> YOUR TASK
Find the lines holding "JSON" and copy them.

-------- MATERIAL TO PROCESS

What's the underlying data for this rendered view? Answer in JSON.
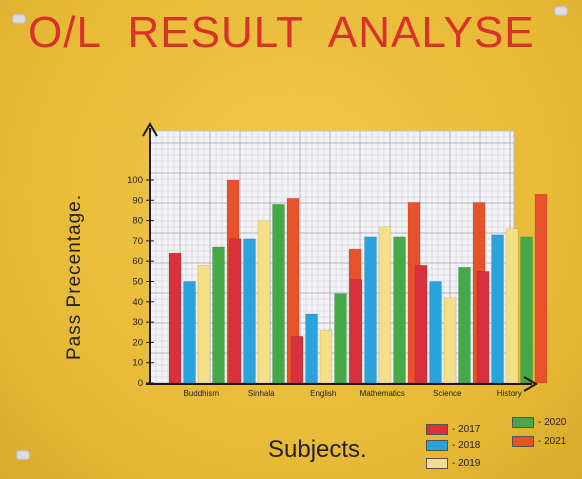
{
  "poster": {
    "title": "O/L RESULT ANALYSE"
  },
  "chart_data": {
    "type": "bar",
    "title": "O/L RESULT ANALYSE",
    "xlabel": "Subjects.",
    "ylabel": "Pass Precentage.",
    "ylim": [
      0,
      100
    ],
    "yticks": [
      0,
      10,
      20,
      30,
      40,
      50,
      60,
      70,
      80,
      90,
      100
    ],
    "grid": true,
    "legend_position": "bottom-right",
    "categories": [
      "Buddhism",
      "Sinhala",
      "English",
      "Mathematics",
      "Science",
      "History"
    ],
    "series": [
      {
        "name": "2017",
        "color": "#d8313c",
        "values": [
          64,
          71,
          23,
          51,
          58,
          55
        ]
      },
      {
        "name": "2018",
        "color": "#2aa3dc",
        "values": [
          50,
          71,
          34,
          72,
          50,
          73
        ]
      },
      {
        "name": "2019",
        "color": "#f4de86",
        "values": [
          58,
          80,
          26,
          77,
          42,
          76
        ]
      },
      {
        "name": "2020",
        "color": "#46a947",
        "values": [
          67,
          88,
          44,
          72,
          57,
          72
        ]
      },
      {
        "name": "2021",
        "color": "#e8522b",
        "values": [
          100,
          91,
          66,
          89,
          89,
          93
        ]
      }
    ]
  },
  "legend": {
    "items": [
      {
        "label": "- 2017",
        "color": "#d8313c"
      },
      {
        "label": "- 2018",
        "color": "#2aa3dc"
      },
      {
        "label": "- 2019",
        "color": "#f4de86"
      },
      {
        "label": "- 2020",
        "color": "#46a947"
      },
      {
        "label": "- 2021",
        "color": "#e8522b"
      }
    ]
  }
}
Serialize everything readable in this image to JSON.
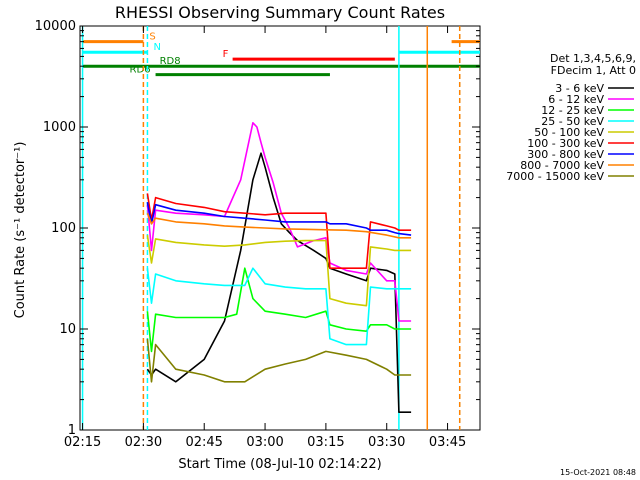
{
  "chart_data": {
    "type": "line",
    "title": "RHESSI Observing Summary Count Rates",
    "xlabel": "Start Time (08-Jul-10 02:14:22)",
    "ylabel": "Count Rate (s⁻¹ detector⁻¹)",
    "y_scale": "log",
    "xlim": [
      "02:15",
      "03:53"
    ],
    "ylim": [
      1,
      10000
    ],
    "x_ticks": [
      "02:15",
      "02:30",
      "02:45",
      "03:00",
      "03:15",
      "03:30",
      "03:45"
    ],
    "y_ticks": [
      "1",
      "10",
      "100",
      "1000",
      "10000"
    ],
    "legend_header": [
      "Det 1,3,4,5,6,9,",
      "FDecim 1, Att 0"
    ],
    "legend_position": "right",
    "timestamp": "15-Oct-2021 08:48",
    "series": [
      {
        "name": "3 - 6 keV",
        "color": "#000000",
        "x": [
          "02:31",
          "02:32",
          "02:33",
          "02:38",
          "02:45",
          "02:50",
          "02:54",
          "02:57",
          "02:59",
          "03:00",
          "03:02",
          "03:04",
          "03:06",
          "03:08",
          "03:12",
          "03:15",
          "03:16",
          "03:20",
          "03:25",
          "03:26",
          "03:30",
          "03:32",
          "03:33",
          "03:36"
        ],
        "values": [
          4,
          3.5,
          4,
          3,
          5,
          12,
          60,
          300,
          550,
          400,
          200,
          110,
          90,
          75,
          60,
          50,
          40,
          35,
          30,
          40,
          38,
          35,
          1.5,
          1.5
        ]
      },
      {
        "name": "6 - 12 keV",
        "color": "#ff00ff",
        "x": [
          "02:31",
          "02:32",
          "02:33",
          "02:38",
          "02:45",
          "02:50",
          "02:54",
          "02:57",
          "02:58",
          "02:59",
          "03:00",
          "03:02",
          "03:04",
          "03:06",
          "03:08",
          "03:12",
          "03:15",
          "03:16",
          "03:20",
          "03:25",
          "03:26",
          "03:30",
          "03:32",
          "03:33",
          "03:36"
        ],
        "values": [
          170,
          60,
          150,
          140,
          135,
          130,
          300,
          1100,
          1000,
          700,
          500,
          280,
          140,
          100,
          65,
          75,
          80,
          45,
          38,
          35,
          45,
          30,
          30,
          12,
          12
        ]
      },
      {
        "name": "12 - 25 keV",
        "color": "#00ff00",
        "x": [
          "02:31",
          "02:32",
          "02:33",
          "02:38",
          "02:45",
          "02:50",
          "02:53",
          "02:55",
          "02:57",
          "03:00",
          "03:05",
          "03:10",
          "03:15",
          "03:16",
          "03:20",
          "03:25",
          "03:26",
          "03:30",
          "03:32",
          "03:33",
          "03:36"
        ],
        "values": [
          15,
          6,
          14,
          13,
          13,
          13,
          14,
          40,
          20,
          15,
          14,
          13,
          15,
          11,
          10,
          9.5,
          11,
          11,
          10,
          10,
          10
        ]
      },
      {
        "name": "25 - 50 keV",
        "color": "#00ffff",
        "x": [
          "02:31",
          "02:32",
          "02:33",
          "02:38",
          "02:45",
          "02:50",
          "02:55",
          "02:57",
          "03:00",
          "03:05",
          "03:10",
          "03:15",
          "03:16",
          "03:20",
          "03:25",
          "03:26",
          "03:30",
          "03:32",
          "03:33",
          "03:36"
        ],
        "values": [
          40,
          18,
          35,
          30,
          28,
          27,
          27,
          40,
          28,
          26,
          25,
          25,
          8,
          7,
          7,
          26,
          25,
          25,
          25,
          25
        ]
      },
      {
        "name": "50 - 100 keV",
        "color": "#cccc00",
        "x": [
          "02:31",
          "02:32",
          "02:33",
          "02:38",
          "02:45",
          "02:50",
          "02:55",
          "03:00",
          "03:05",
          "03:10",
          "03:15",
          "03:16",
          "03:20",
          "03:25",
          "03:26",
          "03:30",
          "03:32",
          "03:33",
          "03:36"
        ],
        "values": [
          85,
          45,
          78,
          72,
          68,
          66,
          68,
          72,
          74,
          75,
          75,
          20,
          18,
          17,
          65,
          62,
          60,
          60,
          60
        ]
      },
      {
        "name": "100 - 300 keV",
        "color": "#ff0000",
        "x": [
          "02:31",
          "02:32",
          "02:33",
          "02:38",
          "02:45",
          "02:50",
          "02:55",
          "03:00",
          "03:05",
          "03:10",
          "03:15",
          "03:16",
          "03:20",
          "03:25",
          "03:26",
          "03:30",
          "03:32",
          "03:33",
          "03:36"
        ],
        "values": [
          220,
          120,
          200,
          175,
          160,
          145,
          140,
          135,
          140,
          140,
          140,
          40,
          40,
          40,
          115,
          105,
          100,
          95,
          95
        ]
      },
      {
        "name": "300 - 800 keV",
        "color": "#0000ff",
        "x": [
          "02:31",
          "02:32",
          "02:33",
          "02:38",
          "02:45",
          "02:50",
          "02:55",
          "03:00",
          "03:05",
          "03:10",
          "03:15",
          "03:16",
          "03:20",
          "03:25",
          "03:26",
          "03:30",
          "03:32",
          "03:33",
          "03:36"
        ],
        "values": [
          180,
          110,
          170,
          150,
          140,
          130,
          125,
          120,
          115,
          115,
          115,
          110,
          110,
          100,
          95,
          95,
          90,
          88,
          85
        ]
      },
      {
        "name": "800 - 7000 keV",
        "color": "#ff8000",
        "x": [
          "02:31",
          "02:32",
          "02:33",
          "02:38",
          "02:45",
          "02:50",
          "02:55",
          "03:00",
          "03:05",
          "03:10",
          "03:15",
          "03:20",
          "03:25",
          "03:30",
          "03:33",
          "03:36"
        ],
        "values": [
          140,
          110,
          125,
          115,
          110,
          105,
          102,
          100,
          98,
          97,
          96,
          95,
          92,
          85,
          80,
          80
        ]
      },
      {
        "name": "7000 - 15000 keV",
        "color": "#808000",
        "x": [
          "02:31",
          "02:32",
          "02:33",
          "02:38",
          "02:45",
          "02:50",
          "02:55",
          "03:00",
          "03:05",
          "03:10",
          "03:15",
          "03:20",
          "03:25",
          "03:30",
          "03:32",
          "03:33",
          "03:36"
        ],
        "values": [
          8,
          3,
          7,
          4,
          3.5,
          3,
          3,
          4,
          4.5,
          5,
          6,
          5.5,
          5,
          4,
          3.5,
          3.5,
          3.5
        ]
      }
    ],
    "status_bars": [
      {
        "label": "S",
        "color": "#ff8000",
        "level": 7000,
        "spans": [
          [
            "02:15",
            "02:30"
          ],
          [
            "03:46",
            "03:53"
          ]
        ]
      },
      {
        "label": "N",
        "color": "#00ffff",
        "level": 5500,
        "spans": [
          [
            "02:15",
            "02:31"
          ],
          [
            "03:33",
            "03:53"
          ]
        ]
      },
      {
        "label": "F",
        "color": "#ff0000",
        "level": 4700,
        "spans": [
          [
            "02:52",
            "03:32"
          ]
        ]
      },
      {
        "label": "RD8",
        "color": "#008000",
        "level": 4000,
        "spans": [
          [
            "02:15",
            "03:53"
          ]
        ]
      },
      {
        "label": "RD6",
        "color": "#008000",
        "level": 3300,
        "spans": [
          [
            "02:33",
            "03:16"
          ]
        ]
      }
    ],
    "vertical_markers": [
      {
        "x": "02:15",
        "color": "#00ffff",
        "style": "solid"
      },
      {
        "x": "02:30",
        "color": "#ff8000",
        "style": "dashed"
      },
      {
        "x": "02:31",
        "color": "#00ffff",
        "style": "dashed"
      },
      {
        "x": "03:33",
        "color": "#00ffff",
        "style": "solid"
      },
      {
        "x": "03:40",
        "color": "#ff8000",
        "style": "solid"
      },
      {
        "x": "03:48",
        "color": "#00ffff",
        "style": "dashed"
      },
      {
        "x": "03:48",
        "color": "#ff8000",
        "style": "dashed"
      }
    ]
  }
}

----------------

> ANSWER
What's the underlying data for this rendered view? Answer in JSON.
Serialize everything readable in this image to JSON.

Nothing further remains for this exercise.